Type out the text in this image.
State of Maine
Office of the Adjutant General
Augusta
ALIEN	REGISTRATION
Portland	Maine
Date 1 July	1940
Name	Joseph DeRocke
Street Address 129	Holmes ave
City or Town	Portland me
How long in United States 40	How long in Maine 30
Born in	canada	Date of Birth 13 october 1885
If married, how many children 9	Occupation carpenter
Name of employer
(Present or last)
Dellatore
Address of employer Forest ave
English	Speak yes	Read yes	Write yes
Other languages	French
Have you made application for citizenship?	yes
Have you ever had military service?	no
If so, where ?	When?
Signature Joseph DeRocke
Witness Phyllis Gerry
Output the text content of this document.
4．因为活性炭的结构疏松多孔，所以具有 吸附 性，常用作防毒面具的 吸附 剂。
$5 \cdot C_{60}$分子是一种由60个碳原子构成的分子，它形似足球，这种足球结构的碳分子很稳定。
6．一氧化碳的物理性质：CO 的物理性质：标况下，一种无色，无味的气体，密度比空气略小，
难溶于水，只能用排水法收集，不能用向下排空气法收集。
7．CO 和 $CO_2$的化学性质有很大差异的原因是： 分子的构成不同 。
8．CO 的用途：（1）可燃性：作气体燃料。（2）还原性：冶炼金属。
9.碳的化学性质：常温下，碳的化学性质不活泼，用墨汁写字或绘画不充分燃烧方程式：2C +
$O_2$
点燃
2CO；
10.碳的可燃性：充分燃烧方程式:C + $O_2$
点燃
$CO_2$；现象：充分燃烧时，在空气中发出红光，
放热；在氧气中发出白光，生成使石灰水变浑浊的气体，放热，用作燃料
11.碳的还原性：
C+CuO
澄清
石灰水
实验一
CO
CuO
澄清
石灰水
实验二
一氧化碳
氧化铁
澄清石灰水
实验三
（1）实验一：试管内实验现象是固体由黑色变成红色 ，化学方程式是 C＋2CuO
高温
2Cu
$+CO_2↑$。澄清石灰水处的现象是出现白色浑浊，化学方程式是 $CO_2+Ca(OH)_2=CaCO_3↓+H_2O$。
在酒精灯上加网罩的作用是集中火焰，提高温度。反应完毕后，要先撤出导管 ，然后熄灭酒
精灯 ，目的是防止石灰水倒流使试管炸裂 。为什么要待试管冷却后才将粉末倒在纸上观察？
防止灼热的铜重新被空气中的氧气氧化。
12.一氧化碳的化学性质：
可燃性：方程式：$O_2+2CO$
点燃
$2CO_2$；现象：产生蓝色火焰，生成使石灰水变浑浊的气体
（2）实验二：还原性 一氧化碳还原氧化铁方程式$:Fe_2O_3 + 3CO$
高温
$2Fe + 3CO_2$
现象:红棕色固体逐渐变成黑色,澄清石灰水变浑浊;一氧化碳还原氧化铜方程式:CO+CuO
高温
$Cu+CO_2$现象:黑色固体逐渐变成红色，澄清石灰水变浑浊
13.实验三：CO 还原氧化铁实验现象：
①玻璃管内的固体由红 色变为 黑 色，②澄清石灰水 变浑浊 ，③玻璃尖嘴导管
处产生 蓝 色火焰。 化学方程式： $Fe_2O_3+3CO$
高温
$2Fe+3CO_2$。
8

** INSTRUCTIONS FOR THE TASK **
Using the entries above, please restate each one word for word.

** RESULT FOR THIS EXERCISE **
Type out the text in this image.
State of Maine
Office of the Adjutant General
Augusta
ALIEN	REGISTRATION
Portland	Maine
Date 1 July	1940
Name	Joseph DeRocke
Street Address 129	Holmes ave
City or Town	Portland me
How long in United States 40	How long in Maine 30
Born in	canada	Date of Birth 13 october 1885
If married, how many children 9	Occupation carpenter
Name of employer
(Present or last)
Dellatore
Address of employer Forest ave
English	Speak yes	Read yes	Write yes
Other languages	French
Have you made application for citizenship?	yes
Have you ever had military service?	no
If so, where ?	When?
Signature Joseph DeRocke
Witness Phyllis Gerry
Output the text content of this document.
4．因为活性炭的结构疏松多孔，所以具有 吸附 性，常用作防毒面具的 吸附 剂。
$5 \cdot C_{60}$分子是一种由60个碳原子构成的分子，它形似足球，这种足球结构的碳分子很稳定。
6．一氧化碳的物理性质：CO 的物理性质：标况下，一种无色，无味的气体，密度比空气略小，
难溶于水，只能用排水法收集，不能用向下排空气法收集。
7．CO 和 $CO_2$的化学性质有很大差异的原因是： 分子的构成不同 。
8．CO 的用途：（1）可燃性：作气体燃料。（2）还原性：冶炼金属。
9.碳的化学性质：常温下，碳的化学性质不活泼，用墨汁写字或绘画不充分燃烧方程式：2C +
$O_2$
点燃
2CO；
10.碳的可燃性：充分燃烧方程式:C + $O_2$
点燃
$CO_2$；现象：充分燃烧时，在空气中发出红光，
放热；在氧气中发出白光，生成使石灰水变浑浊的气体，放热，用作燃料
11.碳的还原性：
C+CuO
澄清
石灰水
实验一
CO
CuO
澄清
石灰水
实验二
一氧化碳
氧化铁
澄清石灰水
实验三
（1）实验一：试管内实验现象是固体由黑色变成红色 ，化学方程式是 C＋2CuO
高温
2Cu
$+CO_2↑$。澄清石灰水处的现象是出现白色浑浊，化学方程式是 $CO_2+Ca(OH)_2=CaCO_3↓+H_2O$。
在酒精灯上加网罩的作用是集中火焰，提高温度。反应完毕后，要先撤出导管 ，然后熄灭酒
精灯 ，目的是防止石灰水倒流使试管炸裂 。为什么要待试管冷却后才将粉末倒在纸上观察？
防止灼热的铜重新被空气中的氧气氧化。
12.一氧化碳的化学性质：
可燃性：方程式：$O_2+2CO$
点燃
$2CO_2$；现象：产生蓝色火焰，生成使石灰水变浑浊的气体
（2）实验二：还原性 一氧化碳还原氧化铁方程式$:Fe_2O_3 + 3CO$
高温
$2Fe + 3CO_2$
现象:红棕色固体逐渐变成黑色,澄清石灰水变浑浊;一氧化碳还原氧化铜方程式:CO+CuO
高温
$Cu+CO_2$现象:黑色固体逐渐变成红色，澄清石灰水变浑浊
13.实验三：CO 还原氧化铁实验现象：
①玻璃管内的固体由红 色变为 黑 色，②澄清石灰水 变浑浊 ，③玻璃尖嘴导管
处产生 蓝 色火焰。 化学方程式： $Fe_2O_3+3CO$
高温
$2Fe+3CO_2$。
8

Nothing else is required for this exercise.